### Try it
Please write out the airway text word for word, everything from "When it comes" down to "pros and cons.".

### Study text
When it comes to cardiovascular life support, one of the main steps is to find a solution for patients who can’t breathe for themselves. In the most basic form, a rescuer will breathe into the patient’s mouth and provide some oxygen through exhaled air. However, the rescuer must establish an airway as there has to be a direct connection between the flow of air and the patient’s lungs.
Oropharyngeal and nasopharyngeal airways are adjuncts that can be sued to obtain and maintain an open airway in a life support situation. One of the most critical decisions you will have to make when trying to save someone’s life is when to secure an advanced airway. It’s a crucial decision and must be quick, appropriate and effective. Here is what you need to know about these two interventions and their pros and cons.
Oropharyngeal vs Nasopharyngeal Airways
The decision to intubate is the first step in the placement of an advanced airway. It should be based on your primary survey, including the patient’s O2 saturation and vital signs as well. When a patient is in respiratory distress, he or she will present signs and symptoms such as the following.
- Mild anxiety
- Normal LOC
- Chest tightness
- Decreased O2 saturation
- Altered breath sounds
- Cyanosis (if present, should be minimal)
While these signs may not be serious enough to warrant an oropharyngeal or nasopharyngeal airway, a patient who is approaching failure will present the following symptoms, which indicate the need for immediate airway intervention.

### Excerpts from a dataset
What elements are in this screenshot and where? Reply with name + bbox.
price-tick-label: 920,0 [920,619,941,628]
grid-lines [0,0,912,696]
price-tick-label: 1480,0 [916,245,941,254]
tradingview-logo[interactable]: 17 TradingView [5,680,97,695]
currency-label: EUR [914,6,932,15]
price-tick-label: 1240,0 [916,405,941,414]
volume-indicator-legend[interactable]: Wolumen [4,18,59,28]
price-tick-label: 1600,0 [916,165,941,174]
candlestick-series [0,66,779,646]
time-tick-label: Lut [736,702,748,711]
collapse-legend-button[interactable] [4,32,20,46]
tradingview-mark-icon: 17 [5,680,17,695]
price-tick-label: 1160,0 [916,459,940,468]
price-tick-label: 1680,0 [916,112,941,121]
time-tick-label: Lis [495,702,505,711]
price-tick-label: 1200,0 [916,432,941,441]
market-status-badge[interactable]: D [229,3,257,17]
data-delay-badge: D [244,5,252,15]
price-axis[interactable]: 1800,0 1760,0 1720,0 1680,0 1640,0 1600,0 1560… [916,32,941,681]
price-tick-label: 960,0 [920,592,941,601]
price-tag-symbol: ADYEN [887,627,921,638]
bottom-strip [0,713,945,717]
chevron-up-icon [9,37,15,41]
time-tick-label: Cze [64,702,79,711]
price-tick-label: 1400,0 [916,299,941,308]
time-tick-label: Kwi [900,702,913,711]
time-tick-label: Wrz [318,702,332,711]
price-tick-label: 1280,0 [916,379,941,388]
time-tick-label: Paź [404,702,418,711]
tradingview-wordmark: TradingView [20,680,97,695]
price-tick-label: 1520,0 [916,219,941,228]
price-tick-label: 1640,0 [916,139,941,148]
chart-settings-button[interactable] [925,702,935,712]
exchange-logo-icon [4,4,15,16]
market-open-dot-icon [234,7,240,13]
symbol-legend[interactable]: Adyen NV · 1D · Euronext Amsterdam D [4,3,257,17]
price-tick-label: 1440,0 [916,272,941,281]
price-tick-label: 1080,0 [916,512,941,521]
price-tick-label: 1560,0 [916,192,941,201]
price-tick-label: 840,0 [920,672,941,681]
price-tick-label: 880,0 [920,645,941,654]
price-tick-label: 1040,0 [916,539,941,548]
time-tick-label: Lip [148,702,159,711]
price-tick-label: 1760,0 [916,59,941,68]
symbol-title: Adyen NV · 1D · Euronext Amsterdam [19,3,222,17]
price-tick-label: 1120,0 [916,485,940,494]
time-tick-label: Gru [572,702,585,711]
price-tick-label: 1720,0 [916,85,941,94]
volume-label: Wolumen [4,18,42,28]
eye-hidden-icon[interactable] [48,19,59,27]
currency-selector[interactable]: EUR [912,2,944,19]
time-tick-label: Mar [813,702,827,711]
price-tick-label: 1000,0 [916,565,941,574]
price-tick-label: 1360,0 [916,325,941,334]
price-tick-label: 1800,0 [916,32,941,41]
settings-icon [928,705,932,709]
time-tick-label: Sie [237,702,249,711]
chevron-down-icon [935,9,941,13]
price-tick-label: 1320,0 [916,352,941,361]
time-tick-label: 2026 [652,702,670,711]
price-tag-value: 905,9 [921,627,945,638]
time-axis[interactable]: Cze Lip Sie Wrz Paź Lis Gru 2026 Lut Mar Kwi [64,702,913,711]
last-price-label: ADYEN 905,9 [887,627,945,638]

### Response area
When it comes to cardiovascular life support, one of the main steps is to find a solution for patients who can’t breathe for themselves. In the most basic form, a rescuer will breathe into the patient’s mouth and provide some oxygen through exhaled air. However, the rescuer must establish an airway as there has to be a direct connection between the flow of air and the patient’s lungs.
Oropharyngeal and nasopharyngeal airways are adjuncts that can be sued to obtain and maintain an open airway in a life support situation. One of the most critical decisions you will have to make when trying to save someone’s life is when to secure an advanced airway. It’s a crucial decision and must be quick, appropriate and effective. Here is what you need to know about these two interventions and their pros and cons.